- _WORKING DATA_:
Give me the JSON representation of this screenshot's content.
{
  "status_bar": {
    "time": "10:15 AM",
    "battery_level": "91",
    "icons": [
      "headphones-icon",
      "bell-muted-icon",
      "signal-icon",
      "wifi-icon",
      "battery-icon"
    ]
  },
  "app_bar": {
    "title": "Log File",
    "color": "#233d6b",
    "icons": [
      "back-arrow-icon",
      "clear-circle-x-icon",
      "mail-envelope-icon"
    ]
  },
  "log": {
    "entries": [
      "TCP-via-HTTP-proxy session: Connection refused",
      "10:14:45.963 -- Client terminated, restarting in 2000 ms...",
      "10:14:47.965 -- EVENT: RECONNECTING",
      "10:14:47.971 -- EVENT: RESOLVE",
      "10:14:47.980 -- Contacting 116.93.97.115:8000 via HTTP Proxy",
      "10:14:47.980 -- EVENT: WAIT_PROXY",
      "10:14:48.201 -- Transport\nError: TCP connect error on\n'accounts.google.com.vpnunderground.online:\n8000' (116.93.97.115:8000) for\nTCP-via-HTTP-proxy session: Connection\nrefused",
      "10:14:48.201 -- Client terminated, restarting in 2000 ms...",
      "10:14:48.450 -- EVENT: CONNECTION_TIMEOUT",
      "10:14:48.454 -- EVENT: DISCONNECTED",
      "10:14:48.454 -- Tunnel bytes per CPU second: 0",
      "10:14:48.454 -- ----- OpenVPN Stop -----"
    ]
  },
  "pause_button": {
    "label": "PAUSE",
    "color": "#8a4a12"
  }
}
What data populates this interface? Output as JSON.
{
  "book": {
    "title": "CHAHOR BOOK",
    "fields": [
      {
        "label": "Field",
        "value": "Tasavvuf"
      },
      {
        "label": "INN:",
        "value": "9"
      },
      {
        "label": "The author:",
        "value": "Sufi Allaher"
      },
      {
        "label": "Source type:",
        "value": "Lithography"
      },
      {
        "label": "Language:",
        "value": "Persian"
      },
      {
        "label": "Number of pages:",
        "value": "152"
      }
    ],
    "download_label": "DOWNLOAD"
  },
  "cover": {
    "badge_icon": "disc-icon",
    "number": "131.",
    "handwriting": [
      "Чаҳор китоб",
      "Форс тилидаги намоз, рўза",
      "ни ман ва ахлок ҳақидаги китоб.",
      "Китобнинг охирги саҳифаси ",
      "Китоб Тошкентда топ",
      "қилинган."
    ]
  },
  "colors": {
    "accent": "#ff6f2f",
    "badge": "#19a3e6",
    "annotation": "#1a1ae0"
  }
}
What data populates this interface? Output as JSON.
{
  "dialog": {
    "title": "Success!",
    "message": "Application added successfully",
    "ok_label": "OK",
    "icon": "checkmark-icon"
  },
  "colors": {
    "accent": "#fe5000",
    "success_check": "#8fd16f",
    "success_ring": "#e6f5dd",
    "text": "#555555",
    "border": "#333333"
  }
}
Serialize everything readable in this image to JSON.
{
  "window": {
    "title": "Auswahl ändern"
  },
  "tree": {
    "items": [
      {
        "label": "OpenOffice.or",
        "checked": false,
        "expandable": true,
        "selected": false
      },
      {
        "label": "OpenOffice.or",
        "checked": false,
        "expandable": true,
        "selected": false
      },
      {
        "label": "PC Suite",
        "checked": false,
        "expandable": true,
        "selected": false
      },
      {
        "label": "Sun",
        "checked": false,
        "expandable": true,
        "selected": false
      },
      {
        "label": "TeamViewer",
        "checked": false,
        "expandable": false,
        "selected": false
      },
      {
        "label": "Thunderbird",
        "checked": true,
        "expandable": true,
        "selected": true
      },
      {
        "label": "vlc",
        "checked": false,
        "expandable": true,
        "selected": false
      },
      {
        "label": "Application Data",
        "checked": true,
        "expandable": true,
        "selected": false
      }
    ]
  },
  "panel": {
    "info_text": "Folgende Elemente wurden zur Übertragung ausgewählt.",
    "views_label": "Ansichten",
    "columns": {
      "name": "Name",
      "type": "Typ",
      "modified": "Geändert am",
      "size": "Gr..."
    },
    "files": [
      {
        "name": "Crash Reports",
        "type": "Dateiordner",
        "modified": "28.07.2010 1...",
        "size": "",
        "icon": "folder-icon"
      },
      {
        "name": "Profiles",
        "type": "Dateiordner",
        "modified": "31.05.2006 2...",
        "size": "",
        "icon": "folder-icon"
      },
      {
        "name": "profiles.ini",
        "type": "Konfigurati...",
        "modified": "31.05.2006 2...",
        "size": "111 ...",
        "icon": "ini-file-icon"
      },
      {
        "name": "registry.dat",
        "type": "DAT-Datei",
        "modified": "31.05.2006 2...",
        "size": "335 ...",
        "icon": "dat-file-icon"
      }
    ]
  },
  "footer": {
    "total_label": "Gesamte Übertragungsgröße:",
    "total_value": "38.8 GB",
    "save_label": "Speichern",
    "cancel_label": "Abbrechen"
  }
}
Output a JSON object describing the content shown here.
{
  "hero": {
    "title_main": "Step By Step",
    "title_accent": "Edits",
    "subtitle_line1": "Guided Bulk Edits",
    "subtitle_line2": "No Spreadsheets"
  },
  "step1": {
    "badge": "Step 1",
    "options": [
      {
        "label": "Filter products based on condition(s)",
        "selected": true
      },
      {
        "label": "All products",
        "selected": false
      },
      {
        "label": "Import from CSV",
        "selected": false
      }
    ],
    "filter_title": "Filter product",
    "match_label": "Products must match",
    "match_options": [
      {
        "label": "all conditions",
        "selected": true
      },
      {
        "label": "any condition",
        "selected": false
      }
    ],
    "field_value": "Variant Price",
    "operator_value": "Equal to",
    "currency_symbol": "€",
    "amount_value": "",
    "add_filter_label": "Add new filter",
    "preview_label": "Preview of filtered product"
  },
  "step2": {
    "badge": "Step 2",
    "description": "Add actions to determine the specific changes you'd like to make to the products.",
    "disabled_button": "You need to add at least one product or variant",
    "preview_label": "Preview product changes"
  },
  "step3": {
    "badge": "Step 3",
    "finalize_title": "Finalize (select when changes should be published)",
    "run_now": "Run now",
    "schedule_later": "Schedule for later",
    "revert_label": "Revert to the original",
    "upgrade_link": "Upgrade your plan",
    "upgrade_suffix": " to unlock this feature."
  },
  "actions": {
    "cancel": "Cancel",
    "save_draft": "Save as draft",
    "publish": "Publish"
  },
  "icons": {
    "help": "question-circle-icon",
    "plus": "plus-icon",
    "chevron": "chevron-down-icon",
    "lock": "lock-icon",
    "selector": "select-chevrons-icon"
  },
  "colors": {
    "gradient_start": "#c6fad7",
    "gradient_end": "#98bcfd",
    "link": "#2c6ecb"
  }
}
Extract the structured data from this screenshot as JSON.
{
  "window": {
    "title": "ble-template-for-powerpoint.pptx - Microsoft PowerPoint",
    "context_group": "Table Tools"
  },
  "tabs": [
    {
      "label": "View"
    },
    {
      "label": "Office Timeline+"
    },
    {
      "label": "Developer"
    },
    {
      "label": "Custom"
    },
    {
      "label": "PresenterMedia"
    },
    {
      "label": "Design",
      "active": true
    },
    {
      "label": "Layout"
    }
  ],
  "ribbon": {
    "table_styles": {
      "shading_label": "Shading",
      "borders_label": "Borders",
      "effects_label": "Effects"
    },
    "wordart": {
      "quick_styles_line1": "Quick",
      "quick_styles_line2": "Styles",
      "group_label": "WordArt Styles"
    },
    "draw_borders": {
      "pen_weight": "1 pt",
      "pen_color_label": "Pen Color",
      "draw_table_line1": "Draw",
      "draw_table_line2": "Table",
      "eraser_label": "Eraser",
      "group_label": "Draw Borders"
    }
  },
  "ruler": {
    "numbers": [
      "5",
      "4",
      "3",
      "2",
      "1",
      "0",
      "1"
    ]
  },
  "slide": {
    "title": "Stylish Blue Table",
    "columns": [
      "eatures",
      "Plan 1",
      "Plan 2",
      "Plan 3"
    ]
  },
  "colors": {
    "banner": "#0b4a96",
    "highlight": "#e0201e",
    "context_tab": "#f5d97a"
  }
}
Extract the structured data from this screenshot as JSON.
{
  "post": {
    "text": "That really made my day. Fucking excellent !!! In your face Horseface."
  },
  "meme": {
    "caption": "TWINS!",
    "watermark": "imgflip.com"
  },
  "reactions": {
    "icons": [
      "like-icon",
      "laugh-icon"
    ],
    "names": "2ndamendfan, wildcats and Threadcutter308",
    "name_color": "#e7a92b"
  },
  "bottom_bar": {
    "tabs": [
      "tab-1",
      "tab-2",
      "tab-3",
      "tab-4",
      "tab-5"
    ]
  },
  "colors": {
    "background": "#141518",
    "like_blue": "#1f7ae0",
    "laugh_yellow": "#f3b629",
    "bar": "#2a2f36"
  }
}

- _DO THIS_: From the listing above, pick out each line where the word "terminated" appears.

- _REPLY_:
      "10:14:45.963 -- Client terminated, restarting in 2000 ms...",
      "10:14:48.201 -- Client terminated, restarting in 2000 ms...",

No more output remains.